EXERCISE DETAILS:
Gather all lines from the material that contain the word "this".

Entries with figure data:
---------------
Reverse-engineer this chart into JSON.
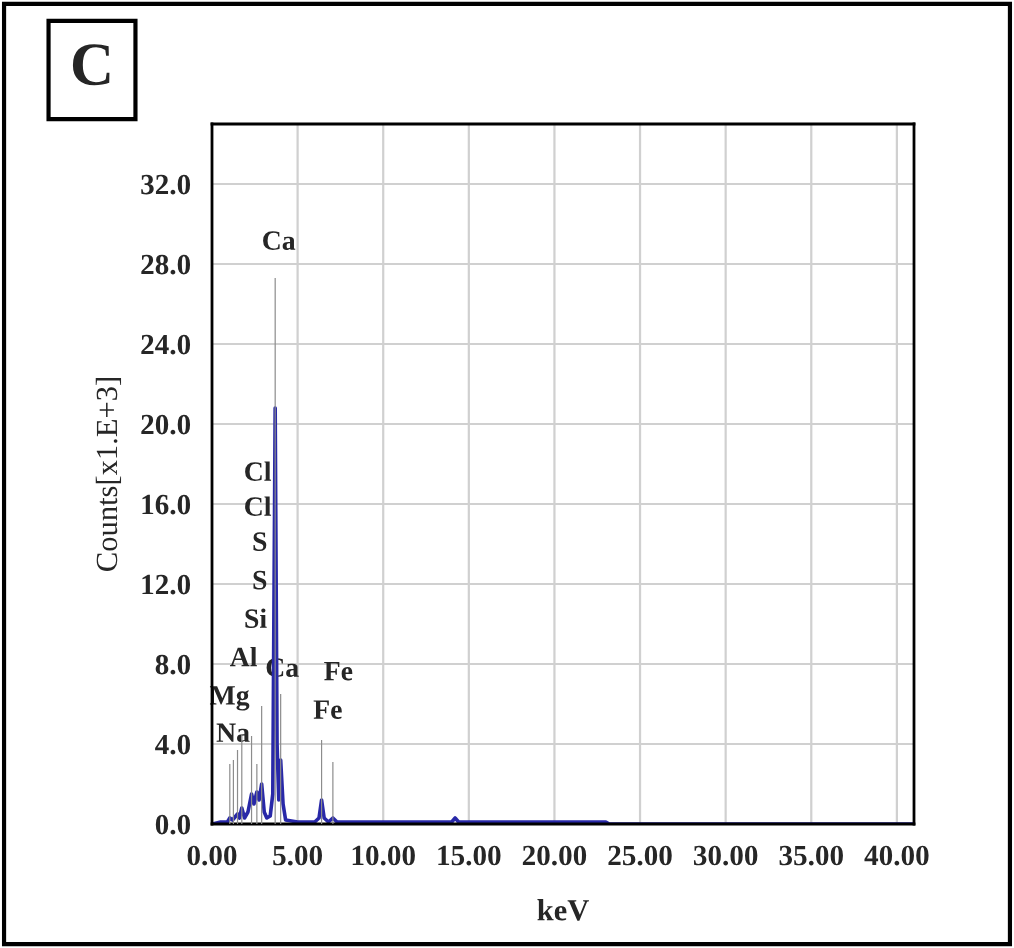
{
  "chart_data": {
    "type": "line",
    "title": "C",
    "xlabel": "keV",
    "ylabel": "Counts[x1.E+3]",
    "xlim": [
      0,
      41
    ],
    "ylim": [
      0,
      35
    ],
    "xticks": [
      {
        "value": 0,
        "label": "0.00"
      },
      {
        "value": 5,
        "label": "5.00"
      },
      {
        "value": 10,
        "label": "10.00"
      },
      {
        "value": 15,
        "label": "15.00"
      },
      {
        "value": 20,
        "label": "20.00"
      },
      {
        "value": 25,
        "label": "25.00"
      },
      {
        "value": 30,
        "label": "30.00"
      },
      {
        "value": 35,
        "label": "35.00"
      },
      {
        "value": 40,
        "label": "40.00"
      }
    ],
    "yticks": [
      {
        "value": 0,
        "label": "0.0"
      },
      {
        "value": 4,
        "label": "4.0"
      },
      {
        "value": 8,
        "label": "8.0"
      },
      {
        "value": 12,
        "label": "12.0"
      },
      {
        "value": 16,
        "label": "16.0"
      },
      {
        "value": 20,
        "label": "20.0"
      },
      {
        "value": 24,
        "label": "24.0"
      },
      {
        "value": 28,
        "label": "28.0"
      },
      {
        "value": 32,
        "label": "32.0"
      }
    ],
    "grid": true,
    "legend": false,
    "series": [
      {
        "type": "bar",
        "color": "#8c8c8c",
        "x": [
          1.04,
          1.25,
          1.49,
          1.74,
          2.31,
          2.62,
          2.9,
          3.69,
          4.01,
          6.4,
          7.06
        ],
        "values": [
          3.0,
          3.2,
          3.7,
          4.5,
          4.4,
          3.0,
          5.9,
          27.3,
          6.5,
          4.2,
          3.1
        ]
      },
      {
        "color": "#2828a8",
        "x": [
          0,
          0.5,
          0.9,
          1.04,
          1.2,
          1.49,
          1.6,
          1.74,
          1.9,
          2.1,
          2.31,
          2.45,
          2.62,
          2.75,
          2.9,
          3.05,
          3.2,
          3.4,
          3.55,
          3.69,
          3.8,
          3.9,
          4.01,
          4.15,
          4.3,
          5.0,
          6.0,
          6.25,
          6.4,
          6.55,
          6.8,
          7.06,
          7.3,
          10.0,
          14.0,
          14.2,
          14.4,
          18.0,
          23.0,
          23.2,
          41.0
        ],
        "values": [
          0,
          0.1,
          0.1,
          0.3,
          0.2,
          0.5,
          0.3,
          0.8,
          0.3,
          0.6,
          1.5,
          1.0,
          1.6,
          1.2,
          2.0,
          0.6,
          0.3,
          0.4,
          1.5,
          20.8,
          4.0,
          1.2,
          3.2,
          1.0,
          0.2,
          0.1,
          0.1,
          0.3,
          1.2,
          0.3,
          0.1,
          0.3,
          0.1,
          0.1,
          0.1,
          0.3,
          0.1,
          0.1,
          0.1,
          0,
          0
        ]
      }
    ],
    "annotations": [
      "Ca",
      "Cl",
      "Cl",
      "S",
      "S",
      "Si",
      "Al",
      "Mg",
      "Na",
      "Ca",
      "Fe",
      "Fe"
    ]
  }
}
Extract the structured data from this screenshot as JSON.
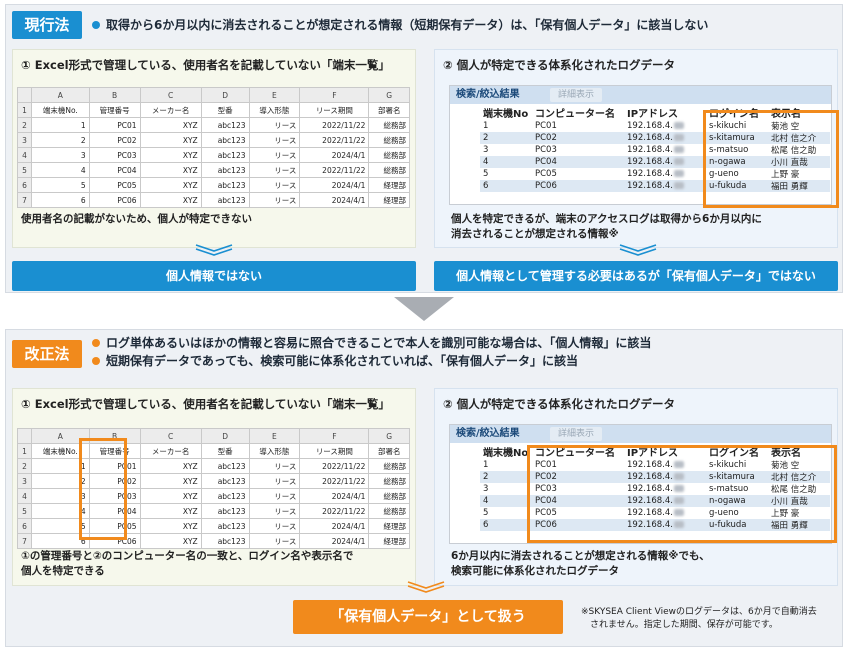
{
  "top": {
    "badge": "現行法",
    "header": "取得から6か月以内に消去されることが想定される情報（短期保有データ）は、「保有個人データ」に該当しない",
    "left_panel": {
      "title": "① Excel形式で管理している、使用者名を記載していない「端末一覧」",
      "note": "使用者名の記載がないため、個人が特定できない",
      "result": "個人情報ではない"
    },
    "right_panel": {
      "title": "② 個人が特定できる体系化されたログデータ",
      "note_line1": "個人を特定できるが、端末のアクセスログは取得から6か月以内に",
      "note_line2": "消去されることが想定される情報※",
      "result": "個人情報として管理する必要はあるが「保有個人データ」ではない"
    }
  },
  "bottom": {
    "badge": "改正法",
    "header_line1": "ログ単体あるいはほかの情報と容易に照合できることで本人を識別可能な場合は、「個人情報」に該当",
    "header_line2": "短期保有データであっても、検索可能に体系化されていれば、「保有個人データ」に該当",
    "left_panel": {
      "title": "① Excel形式で管理している、使用者名を記載していない「端末一覧」",
      "note_line1": "①の管理番号と②のコンピューター名の一致と、ログイン名や表示名で",
      "note_line2": "個人を特定できる"
    },
    "right_panel": {
      "title": "② 個人が特定できる体系化されたログデータ",
      "note_line1": "6か月以内に消去されることが想定される情報※でも、",
      "note_line2": "検索可能に体系化されたログデータ"
    },
    "result": "「保有個人データ」として扱う"
  },
  "footnote_line1": "※SKYSEA Client Viewのログデータは、6か月で自動消去",
  "footnote_line2": "されません。指定した期間、保存が可能です。",
  "excel": {
    "col_letters": [
      "",
      "A",
      "B",
      "C",
      "D",
      "E",
      "F",
      "G"
    ],
    "headers": [
      "端末機No.",
      "管理番号",
      "メーカー名",
      "型番",
      "導入形態",
      "リース期間",
      "部署名"
    ],
    "rows": [
      [
        "1",
        "PC01",
        "XYZ",
        "abc123",
        "リース",
        "2022/11/22",
        "総務部"
      ],
      [
        "2",
        "PC02",
        "XYZ",
        "abc123",
        "リース",
        "2022/11/22",
        "総務部"
      ],
      [
        "3",
        "PC03",
        "XYZ",
        "abc123",
        "リース",
        "2024/4/1",
        "総務部"
      ],
      [
        "4",
        "PC04",
        "XYZ",
        "abc123",
        "リース",
        "2022/11/22",
        "総務部"
      ],
      [
        "5",
        "PC05",
        "XYZ",
        "abc123",
        "リース",
        "2024/4/1",
        "経理部"
      ],
      [
        "6",
        "PC06",
        "XYZ",
        "abc123",
        "リース",
        "2024/4/1",
        "経理部"
      ]
    ]
  },
  "log": {
    "bar_title": "検索/絞込結果",
    "detail_button": "詳細表示",
    "headers": [
      "端末機No",
      "コンピューター名",
      "IPアドレス",
      "ログイン名",
      "表示名"
    ],
    "rows": [
      [
        "1",
        "PC01",
        "192.168.4.",
        "s-kikuchi",
        "菊池 空"
      ],
      [
        "2",
        "PC02",
        "192.168.4.",
        "s-kitamura",
        "北村 信之介"
      ],
      [
        "3",
        "PC03",
        "192.168.4.",
        "s-matsuo",
        "松尾 信之助"
      ],
      [
        "4",
        "PC04",
        "192.168.4.",
        "n-ogawa",
        "小川 直哉"
      ],
      [
        "5",
        "PC05",
        "192.168.4.",
        "g-ueno",
        "上野 豪"
      ],
      [
        "6",
        "PC06",
        "192.168.4.",
        "u-fukuda",
        "福田 勇輝"
      ]
    ]
  }
}
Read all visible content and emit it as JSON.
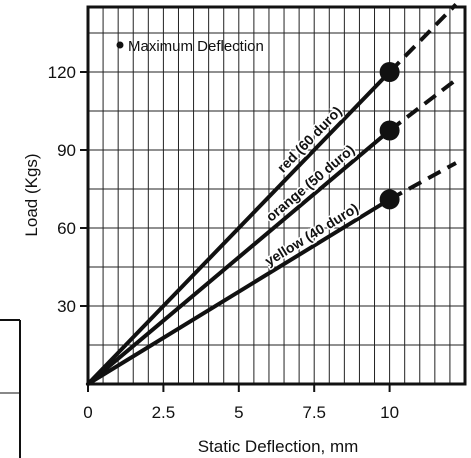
{
  "chart_data": {
    "type": "line",
    "title": "",
    "xlabel": "Static Deflection, mm",
    "ylabel": "Load (Kgs)",
    "xlim": [
      0,
      12.5
    ],
    "ylim": [
      0,
      145
    ],
    "x_ticks": [
      0,
      2.5,
      5,
      7.5,
      10
    ],
    "x_tick_labels": [
      "0",
      "2.5",
      "5",
      "7.5",
      "10"
    ],
    "y_ticks": [
      30,
      60,
      90,
      120
    ],
    "y_tick_labels": [
      "30",
      "60",
      "90",
      "120"
    ],
    "grid": true,
    "legend": {
      "entries": [
        "Maximum Deflection"
      ],
      "placement": "top-left",
      "marker": "filled-circle"
    },
    "series": [
      {
        "name": "red (60 duro)",
        "x": [
          0,
          10
        ],
        "y": [
          0,
          120
        ],
        "max_deflection": [
          10,
          120
        ],
        "extension_to": [
          12.2,
          146
        ]
      },
      {
        "name": "orange (50 duro)",
        "x": [
          0,
          10
        ],
        "y": [
          0,
          97.5
        ],
        "max_deflection": [
          10,
          97.5
        ],
        "extension_to": [
          12.2,
          117
        ]
      },
      {
        "name": "yellow (40 duro)",
        "x": [
          0,
          10
        ],
        "y": [
          0,
          71
        ],
        "max_deflection": [
          10,
          71
        ],
        "extension_to": [
          12.2,
          85
        ]
      }
    ]
  },
  "colors": {
    "line": "#111111",
    "grid": "#222222",
    "background": "#ffffff"
  }
}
---------------
REPLY:
Reverse-engineer this chart into JSON.
Extract the structured data from this screenshot as JSON.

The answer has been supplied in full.